▸ **Aim**
Print out every line, exactly as written.

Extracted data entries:

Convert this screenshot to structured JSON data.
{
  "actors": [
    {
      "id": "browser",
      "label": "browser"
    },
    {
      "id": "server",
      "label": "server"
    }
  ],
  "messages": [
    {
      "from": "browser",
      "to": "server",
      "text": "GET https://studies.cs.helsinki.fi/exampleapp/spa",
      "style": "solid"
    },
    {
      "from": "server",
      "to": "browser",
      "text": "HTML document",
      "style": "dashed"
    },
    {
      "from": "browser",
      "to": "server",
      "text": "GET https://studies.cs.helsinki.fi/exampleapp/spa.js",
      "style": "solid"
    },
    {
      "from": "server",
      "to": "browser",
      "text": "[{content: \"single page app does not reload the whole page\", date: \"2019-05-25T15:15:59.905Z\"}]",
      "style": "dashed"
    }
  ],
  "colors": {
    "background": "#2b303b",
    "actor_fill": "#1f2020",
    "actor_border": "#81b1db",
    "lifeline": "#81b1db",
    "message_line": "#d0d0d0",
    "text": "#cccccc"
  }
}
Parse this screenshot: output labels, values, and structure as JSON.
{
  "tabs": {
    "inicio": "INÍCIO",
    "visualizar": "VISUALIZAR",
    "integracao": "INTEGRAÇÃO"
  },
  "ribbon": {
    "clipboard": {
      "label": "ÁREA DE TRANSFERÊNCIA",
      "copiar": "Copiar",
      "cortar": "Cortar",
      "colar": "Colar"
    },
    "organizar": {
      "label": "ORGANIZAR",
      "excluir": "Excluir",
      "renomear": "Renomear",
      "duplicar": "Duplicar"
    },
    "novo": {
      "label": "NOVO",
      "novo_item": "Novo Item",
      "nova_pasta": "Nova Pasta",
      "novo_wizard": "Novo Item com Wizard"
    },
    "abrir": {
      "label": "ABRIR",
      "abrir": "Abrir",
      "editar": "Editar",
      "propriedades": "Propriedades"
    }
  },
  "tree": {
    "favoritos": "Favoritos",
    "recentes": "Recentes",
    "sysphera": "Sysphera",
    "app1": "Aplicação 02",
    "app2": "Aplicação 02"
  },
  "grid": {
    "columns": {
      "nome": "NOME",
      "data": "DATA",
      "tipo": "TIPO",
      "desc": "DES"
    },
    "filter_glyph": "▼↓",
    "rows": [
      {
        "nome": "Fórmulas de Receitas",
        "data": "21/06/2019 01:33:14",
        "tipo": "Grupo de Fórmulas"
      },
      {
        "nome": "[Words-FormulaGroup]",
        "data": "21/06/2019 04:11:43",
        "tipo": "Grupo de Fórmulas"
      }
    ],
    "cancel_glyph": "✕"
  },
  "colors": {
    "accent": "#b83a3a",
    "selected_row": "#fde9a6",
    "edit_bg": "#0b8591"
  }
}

▸ **Expected answer**
Convert this screenshot to structured JSON data.
{
  "actors": [
    {
      "id": "browser",
      "label": "browser"
    },
    {
      "id": "server",
      "label": "server"
    }
  ],
  "messages": [
    {
      "from": "browser",
      "to": "server",
      "text": "GET https://studies.cs.helsinki.fi/exampleapp/spa",
      "style": "solid"
    },
    {
      "from": "server",
      "to": "browser",
      "text": "HTML document",
      "style": "dashed"
    },
    {
      "from": "browser",
      "to": "server",
      "text": "GET https://studies.cs.helsinki.fi/exampleapp/spa.js",
      "style": "solid"
    },
    {
      "from": "server",
      "to": "browser",
      "text": "[{content: \"single page app does not reload the whole page\", date: \"2019-05-25T15:15:59.905Z\"}]",
      "style": "dashed"
    }
  ],
  "colors": {
    "background": "#2b303b",
    "actor_fill": "#1f2020",
    "actor_border": "#81b1db",
    "lifeline": "#81b1db",
    "message_line": "#d0d0d0",
    "text": "#cccccc"
  }
}
Parse this screenshot: output labels, values, and structure as JSON.
{
  "tabs": {
    "inicio": "INÍCIO",
    "visualizar": "VISUALIZAR",
    "integracao": "INTEGRAÇÃO"
  },
  "ribbon": {
    "clipboard": {
      "label": "ÁREA DE TRANSFERÊNCIA",
      "copiar": "Copiar",
      "cortar": "Cortar",
      "colar": "Colar"
    },
    "organizar": {
      "label": "ORGANIZAR",
      "excluir": "Excluir",
      "renomear": "Renomear",
      "duplicar": "Duplicar"
    },
    "novo": {
      "label": "NOVO",
      "novo_item": "Novo Item",
      "nova_pasta": "Nova Pasta",
      "novo_wizard": "Novo Item com Wizard"
    },
    "abrir": {
      "label": "ABRIR",
      "abrir": "Abrir",
      "editar": "Editar",
      "propriedades": "Propriedades"
    }
  },
  "tree": {
    "favoritos": "Favoritos",
    "recentes": "Recentes",
    "sysphera": "Sysphera",
    "app1": "Aplicação 02",
    "app2": "Aplicação 02"
  },
  "grid": {
    "columns": {
      "nome": "NOME",
      "data": "DATA",
      "tipo": "TIPO",
      "desc": "DES"
    },
    "filter_glyph": "▼↓",
    "rows": [
      {
        "nome": "Fórmulas de Receitas",
        "data": "21/06/2019 01:33:14",
        "tipo": "Grupo de Fórmulas"
      },
      {
        "nome": "[Words-FormulaGroup]",
        "data": "21/06/2019 04:11:43",
        "tipo": "Grupo de Fórmulas"
      }
    ],
    "cancel_glyph": "✕"
  },
  "colors": {
    "accent": "#b83a3a",
    "selected_row": "#fde9a6",
    "edit_bg": "#0b8591"
  }
}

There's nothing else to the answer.